▶ GOAL:
Leaving out all images, write out the records that follow exactly.

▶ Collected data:
—————
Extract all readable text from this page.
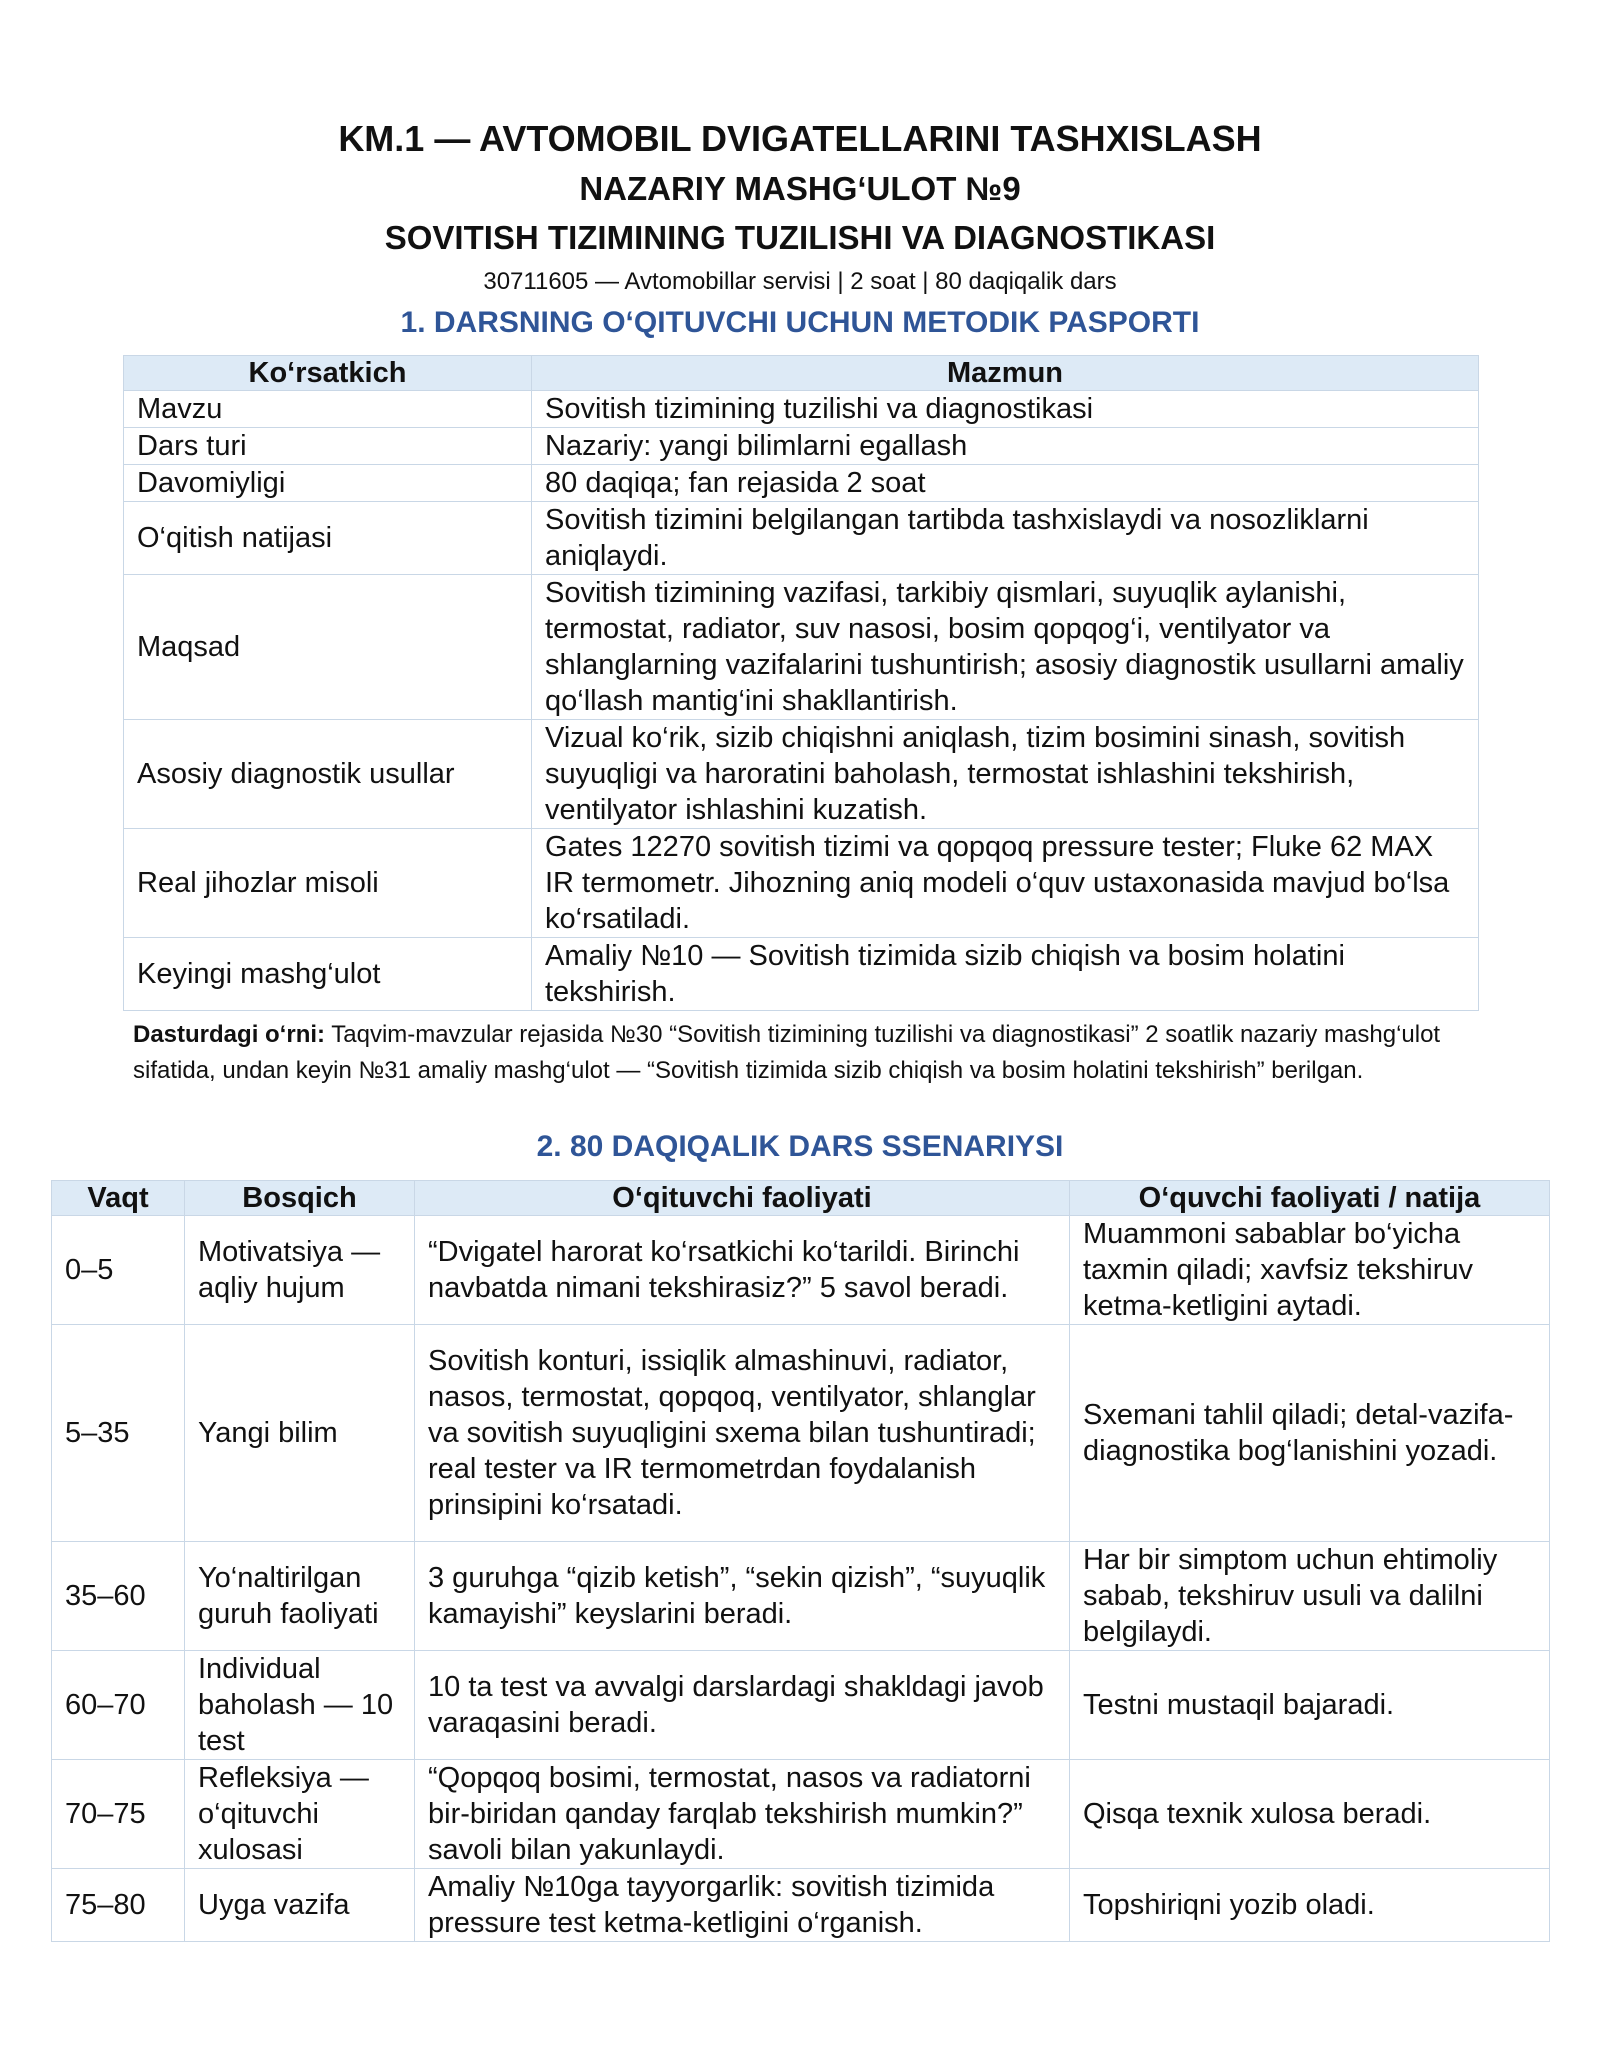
KM.1 — AVTOMOBIL DVIGATELLARINI TASHXISLASH
NAZARIY MASHG‘ULOT №9
SOVITISH TIZIMINING TUZILISHI VA DIAGNOSTIKASI
30711605 — Avtomobillar servisi | 2 soat | 80 daqiqalik dars
1. DARSNING O‘QITUVCHI UCHUN METODIK PASPORTI
Ko‘rsatkich	Mazmun
Mavzu	Sovitish tizimining tuzilishi va diagnostikasi
Dars turi	Nazariy: yangi bilimlarni egallash
Davomiyligi	80 daqiqa; fan rejasida 2 soat
O‘qitish natijasi	Sovitish tizimini belgilangan tartibda tashxislaydi va nosozliklarni aniqlaydi.
Maqsad	Sovitish tizimining vazifasi, tarkibiy qismlari, suyuqlik aylanishi, termostat, radiator, suv nasosi, bosim qopqog‘i, ventilyator va shlanglarning vazifalarini tushuntirish; asosiy diagnostik usullarni amaliy qo‘llash mantig‘ini shakllantirish.
Asosiy diagnostik usullar	Vizual ko‘rik, sizib chiqishni aniqlash, tizim bosimini sinash, sovitish suyuqligi va haroratini baholash, termostat ishlashini tekshirish, ventilyator ishlashini kuzatish.
Real jihozlar misoli	Gates 12270 sovitish tizimi va qopqoq pressure tester; Fluke 62 MAX IR termometr. Jihozning aniq modeli o‘quv ustaxonasida mavjud bo‘lsa ko‘rsatiladi.
Keyingi mashg‘ulot	Amaliy №10 — Sovitish tizimida sizib chiqish va bosim holatini tekshirish.
Dasturdagi o‘rni: Taqvim-mavzular rejasida №30 “Sovitish tizimining tuzilishi va diagnostikasi” 2 soatlik nazariy mashg‘ulot sifatida, undan keyin №31 amaliy mashg‘ulot — “Sovitish tizimida sizib chiqish va bosim holatini tekshirish” berilgan.
2. 80 DAQIQALIK DARS SSENARIYSI
Vaqt	Bosqich	O‘qituvchi faoliyati	O‘quvchi faoliyati / natija
0–5	Motivatsiya — aqliy hujum	“Dvigatel harorat ko‘rsatkichi ko‘tarildi. Birinchi navbatda nimani tekshirasiz?” 5 savol beradi.	Muammoni sabablar bo‘yicha taxmin qiladi; xavfsiz tekshiruv ketma-ketligini aytadi.
5–35	Yangi bilim	Sovitish konturi, issiqlik almashinuvi, radiator, nasos, termostat, qopqoq, ventilyator, shlanglar va sovitish suyuqligini sxema bilan tushuntiradi; real tester va IR termometrdan foydalanish prinsipini ko‘rsatadi.	Sxemani tahlil qiladi; detal-vazifa-diagnostika bog‘lanishini yozadi.
35–60	Yo‘naltirilgan guruh faoliyati	3 guruhga “qizib ketish”, “sekin qizish”, “suyuqlik kamayishi” keyslarini beradi.	Har bir simptom uchun ehtimoliy sabab, tekshiruv usuli va dalilni belgilaydi.
60–70	Individual baholash — 10 test	10 ta test va avvalgi darslardagi shakldagi javob varaqasini beradi.	Testni mustaqil bajaradi.
70–75	Refleksiya — o‘qituvchi xulosasi	“Qopqoq bosimi, termostat, nasos va radiatorni bir-biridan qanday farqlab tekshirish mumkin?” savoli bilan yakunlaydi.	Qisqa texnik xulosa beradi.
75–80	Uyga vazifa	Amaliy №10ga tayyorgarlik: sovitish tizimida pressure test ketma-ketligini o‘rganish.	Topshiriqni yozib oladi.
—————
▶ RESULT OF THIS EXERCISE:
Extract all readable text from this page.
KM.1 — AVTOMOBIL DVIGATELLARINI TASHXISLASH
NAZARIY MASHG‘ULOT №9
SOVITISH TIZIMINING TUZILISHI VA DIAGNOSTIKASI
30711605 — Avtomobillar servisi | 2 soat | 80 daqiqalik dars
1. DARSNING O‘QITUVCHI UCHUN METODIK PASPORTI
Ko‘rsatkich	Mazmun
Mavzu	Sovitish tizimining tuzilishi va diagnostikasi
Dars turi	Nazariy: yangi bilimlarni egallash
Davomiyligi	80 daqiqa; fan rejasida 2 soat
O‘qitish natijasi	Sovitish tizimini belgilangan tartibda tashxislaydi va nosozliklarni aniqlaydi.
Maqsad	Sovitish tizimining vazifasi, tarkibiy qismlari, suyuqlik aylanishi, termostat, radiator, suv nasosi, bosim qopqog‘i, ventilyator va shlanglarning vazifalarini tushuntirish; asosiy diagnostik usullarni amaliy qo‘llash mantig‘ini shakllantirish.
Asosiy diagnostik usullar	Vizual ko‘rik, sizib chiqishni aniqlash, tizim bosimini sinash, sovitish suyuqligi va haroratini baholash, termostat ishlashini tekshirish, ventilyator ishlashini kuzatish.
Real jihozlar misoli	Gates 12270 sovitish tizimi va qopqoq pressure tester; Fluke 62 MAX IR termometr. Jihozning aniq modeli o‘quv ustaxonasida mavjud bo‘lsa ko‘rsatiladi.
Keyingi mashg‘ulot	Amaliy №10 — Sovitish tizimida sizib chiqish va bosim holatini tekshirish.
Dasturdagi o‘rni: Taqvim-mavzular rejasida №30 “Sovitish tizimining tuzilishi va diagnostikasi” 2 soatlik nazariy mashg‘ulot sifatida, undan keyin №31 amaliy mashg‘ulot — “Sovitish tizimida sizib chiqish va bosim holatini tekshirish” berilgan.
2. 80 DAQIQALIK DARS SSENARIYSI
Vaqt	Bosqich	O‘qituvchi faoliyati	O‘quvchi faoliyati / natija
0–5	Motivatsiya — aqliy hujum	“Dvigatel harorat ko‘rsatkichi ko‘tarildi. Birinchi navbatda nimani tekshirasiz?” 5 savol beradi.	Muammoni sabablar bo‘yicha taxmin qiladi; xavfsiz tekshiruv ketma-ketligini aytadi.
5–35	Yangi bilim	Sovitish konturi, issiqlik almashinuvi, radiator, nasos, termostat, qopqoq, ventilyator, shlanglar va sovitish suyuqligini sxema bilan tushuntiradi; real tester va IR termometrdan foydalanish prinsipini ko‘rsatadi.	Sxemani tahlil qiladi; detal-vazifa-diagnostika bog‘lanishini yozadi.
35–60	Yo‘naltirilgan guruh faoliyati	3 guruhga “qizib ketish”, “sekin qizish”, “suyuqlik kamayishi” keyslarini beradi.	Har bir simptom uchun ehtimoliy sabab, tekshiruv usuli va dalilni belgilaydi.
60–70	Individual baholash — 10 test	10 ta test va avvalgi darslardagi shakldagi javob varaqasini beradi.	Testni mustaqil bajaradi.
70–75	Refleksiya — o‘qituvchi xulosasi	“Qopqoq bosimi, termostat, nasos va radiatorni bir-biridan qanday farqlab tekshirish mumkin?” savoli bilan yakunlaydi.	Qisqa texnik xulosa beradi.
75–80	Uyga vazifa	Amaliy №10ga tayyorgarlik: sovitish tizimida pressure test ketma-ketligini o‘rganish.	Topshiriqni yozib oladi.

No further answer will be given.